* **Exercise task**:
Print each of the entries exactly, leaving nothing out.

* **Raw records**:
====
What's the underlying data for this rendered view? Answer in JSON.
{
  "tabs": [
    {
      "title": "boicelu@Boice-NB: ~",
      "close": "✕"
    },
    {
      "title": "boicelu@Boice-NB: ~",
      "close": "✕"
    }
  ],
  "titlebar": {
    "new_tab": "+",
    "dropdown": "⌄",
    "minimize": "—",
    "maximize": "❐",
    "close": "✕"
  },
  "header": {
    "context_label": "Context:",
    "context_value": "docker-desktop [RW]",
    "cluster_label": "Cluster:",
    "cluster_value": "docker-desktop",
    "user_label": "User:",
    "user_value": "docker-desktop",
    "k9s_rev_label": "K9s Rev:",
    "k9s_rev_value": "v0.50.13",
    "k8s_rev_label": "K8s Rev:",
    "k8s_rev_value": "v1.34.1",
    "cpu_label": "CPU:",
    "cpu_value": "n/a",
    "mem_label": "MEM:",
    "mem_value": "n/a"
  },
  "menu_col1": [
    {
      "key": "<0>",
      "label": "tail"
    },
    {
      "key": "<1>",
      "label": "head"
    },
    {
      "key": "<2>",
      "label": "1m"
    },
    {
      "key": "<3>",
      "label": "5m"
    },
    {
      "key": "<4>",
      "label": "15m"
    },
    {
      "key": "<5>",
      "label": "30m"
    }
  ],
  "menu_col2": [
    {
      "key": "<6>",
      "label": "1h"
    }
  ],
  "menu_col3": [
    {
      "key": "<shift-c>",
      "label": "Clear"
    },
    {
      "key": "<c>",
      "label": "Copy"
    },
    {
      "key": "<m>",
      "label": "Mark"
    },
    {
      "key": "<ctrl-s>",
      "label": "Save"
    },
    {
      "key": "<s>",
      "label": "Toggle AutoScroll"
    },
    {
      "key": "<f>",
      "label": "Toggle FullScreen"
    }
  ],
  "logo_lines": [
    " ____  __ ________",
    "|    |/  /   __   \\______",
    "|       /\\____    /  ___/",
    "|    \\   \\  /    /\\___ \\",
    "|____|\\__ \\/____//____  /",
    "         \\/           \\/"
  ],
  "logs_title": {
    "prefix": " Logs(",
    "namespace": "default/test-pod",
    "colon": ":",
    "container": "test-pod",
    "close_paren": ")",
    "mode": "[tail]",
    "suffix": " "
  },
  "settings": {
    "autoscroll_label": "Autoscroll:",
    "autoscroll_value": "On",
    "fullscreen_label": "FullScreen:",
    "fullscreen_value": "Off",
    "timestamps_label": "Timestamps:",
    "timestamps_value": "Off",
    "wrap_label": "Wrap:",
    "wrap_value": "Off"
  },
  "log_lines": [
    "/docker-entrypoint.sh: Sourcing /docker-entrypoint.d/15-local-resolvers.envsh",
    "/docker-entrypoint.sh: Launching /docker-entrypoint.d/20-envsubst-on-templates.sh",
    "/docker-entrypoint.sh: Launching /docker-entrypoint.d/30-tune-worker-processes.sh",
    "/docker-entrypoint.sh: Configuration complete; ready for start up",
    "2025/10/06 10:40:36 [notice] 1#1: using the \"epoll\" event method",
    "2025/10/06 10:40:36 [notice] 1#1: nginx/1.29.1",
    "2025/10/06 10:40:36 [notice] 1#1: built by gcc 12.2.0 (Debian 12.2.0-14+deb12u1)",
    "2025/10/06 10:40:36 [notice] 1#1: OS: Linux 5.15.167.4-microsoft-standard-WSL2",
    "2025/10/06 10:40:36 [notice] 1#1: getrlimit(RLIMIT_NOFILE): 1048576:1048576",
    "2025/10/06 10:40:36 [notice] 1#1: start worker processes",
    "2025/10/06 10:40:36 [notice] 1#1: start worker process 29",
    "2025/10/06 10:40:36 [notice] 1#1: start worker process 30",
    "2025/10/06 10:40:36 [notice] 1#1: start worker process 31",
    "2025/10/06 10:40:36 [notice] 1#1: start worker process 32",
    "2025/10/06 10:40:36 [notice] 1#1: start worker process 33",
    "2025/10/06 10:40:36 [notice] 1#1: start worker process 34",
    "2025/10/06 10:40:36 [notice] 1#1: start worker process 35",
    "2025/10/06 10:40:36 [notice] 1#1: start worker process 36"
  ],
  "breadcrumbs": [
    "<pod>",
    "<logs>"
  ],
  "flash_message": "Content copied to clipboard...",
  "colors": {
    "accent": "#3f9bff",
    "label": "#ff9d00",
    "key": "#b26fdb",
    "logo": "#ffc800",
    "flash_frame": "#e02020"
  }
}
====
* **Expected answer**:
What's the underlying data for this rendered view? Answer in JSON.
{
  "tabs": [
    {
      "title": "boicelu@Boice-NB: ~",
      "close": "✕"
    },
    {
      "title": "boicelu@Boice-NB: ~",
      "close": "✕"
    }
  ],
  "titlebar": {
    "new_tab": "+",
    "dropdown": "⌄",
    "minimize": "—",
    "maximize": "❐",
    "close": "✕"
  },
  "header": {
    "context_label": "Context:",
    "context_value": "docker-desktop [RW]",
    "cluster_label": "Cluster:",
    "cluster_value": "docker-desktop",
    "user_label": "User:",
    "user_value": "docker-desktop",
    "k9s_rev_label": "K9s Rev:",
    "k9s_rev_value": "v0.50.13",
    "k8s_rev_label": "K8s Rev:",
    "k8s_rev_value": "v1.34.1",
    "cpu_label": "CPU:",
    "cpu_value": "n/a",
    "mem_label": "MEM:",
    "mem_value": "n/a"
  },
  "menu_col1": [
    {
      "key": "<0>",
      "label": "tail"
    },
    {
      "key": "<1>",
      "label": "head"
    },
    {
      "key": "<2>",
      "label": "1m"
    },
    {
      "key": "<3>",
      "label": "5m"
    },
    {
      "key": "<4>",
      "label": "15m"
    },
    {
      "key": "<5>",
      "label": "30m"
    }
  ],
  "menu_col2": [
    {
      "key": "<6>",
      "label": "1h"
    }
  ],
  "menu_col3": [
    {
      "key": "<shift-c>",
      "label": "Clear"
    },
    {
      "key": "<c>",
      "label": "Copy"
    },
    {
      "key": "<m>",
      "label": "Mark"
    },
    {
      "key": "<ctrl-s>",
      "label": "Save"
    },
    {
      "key": "<s>",
      "label": "Toggle AutoScroll"
    },
    {
      "key": "<f>",
      "label": "Toggle FullScreen"
    }
  ],
  "logo_lines": [
    " ____  __ ________",
    "|    |/  /   __   \\______",
    "|       /\\____    /  ___/",
    "|    \\   \\  /    /\\___ \\",
    "|____|\\__ \\/____//____  /",
    "         \\/           \\/"
  ],
  "logs_title": {
    "prefix": " Logs(",
    "namespace": "default/test-pod",
    "colon": ":",
    "container": "test-pod",
    "close_paren": ")",
    "mode": "[tail]",
    "suffix": " "
  },
  "settings": {
    "autoscroll_label": "Autoscroll:",
    "autoscroll_value": "On",
    "fullscreen_label": "FullScreen:",
    "fullscreen_value": "Off",
    "timestamps_label": "Timestamps:",
    "timestamps_value": "Off",
    "wrap_label": "Wrap:",
    "wrap_value": "Off"
  },
  "log_lines": [
    "/docker-entrypoint.sh: Sourcing /docker-entrypoint.d/15-local-resolvers.envsh",
    "/docker-entrypoint.sh: Launching /docker-entrypoint.d/20-envsubst-on-templates.sh",
    "/docker-entrypoint.sh: Launching /docker-entrypoint.d/30-tune-worker-processes.sh",
    "/docker-entrypoint.sh: Configuration complete; ready for start up",
    "2025/10/06 10:40:36 [notice] 1#1: using the \"epoll\" event method",
    "2025/10/06 10:40:36 [notice] 1#1: nginx/1.29.1",
    "2025/10/06 10:40:36 [notice] 1#1: built by gcc 12.2.0 (Debian 12.2.0-14+deb12u1)",
    "2025/10/06 10:40:36 [notice] 1#1: OS: Linux 5.15.167.4-microsoft-standard-WSL2",
    "2025/10/06 10:40:36 [notice] 1#1: getrlimit(RLIMIT_NOFILE): 1048576:1048576",
    "2025/10/06 10:40:36 [notice] 1#1: start worker processes",
    "2025/10/06 10:40:36 [notice] 1#1: start worker process 29",
    "2025/10/06 10:40:36 [notice] 1#1: start worker process 30",
    "2025/10/06 10:40:36 [notice] 1#1: start worker process 31",
    "2025/10/06 10:40:36 [notice] 1#1: start worker process 32",
    "2025/10/06 10:40:36 [notice] 1#1: start worker process 33",
    "2025/10/06 10:40:36 [notice] 1#1: start worker process 34",
    "2025/10/06 10:40:36 [notice] 1#1: start worker process 35",
    "2025/10/06 10:40:36 [notice] 1#1: start worker process 36"
  ],
  "breadcrumbs": [
    "<pod>",
    "<logs>"
  ],
  "flash_message": "Content copied to clipboard...",
  "colors": {
    "accent": "#3f9bff",
    "label": "#ff9d00",
    "key": "#b26fdb",
    "logo": "#ffc800",
    "flash_frame": "#e02020"
  }
}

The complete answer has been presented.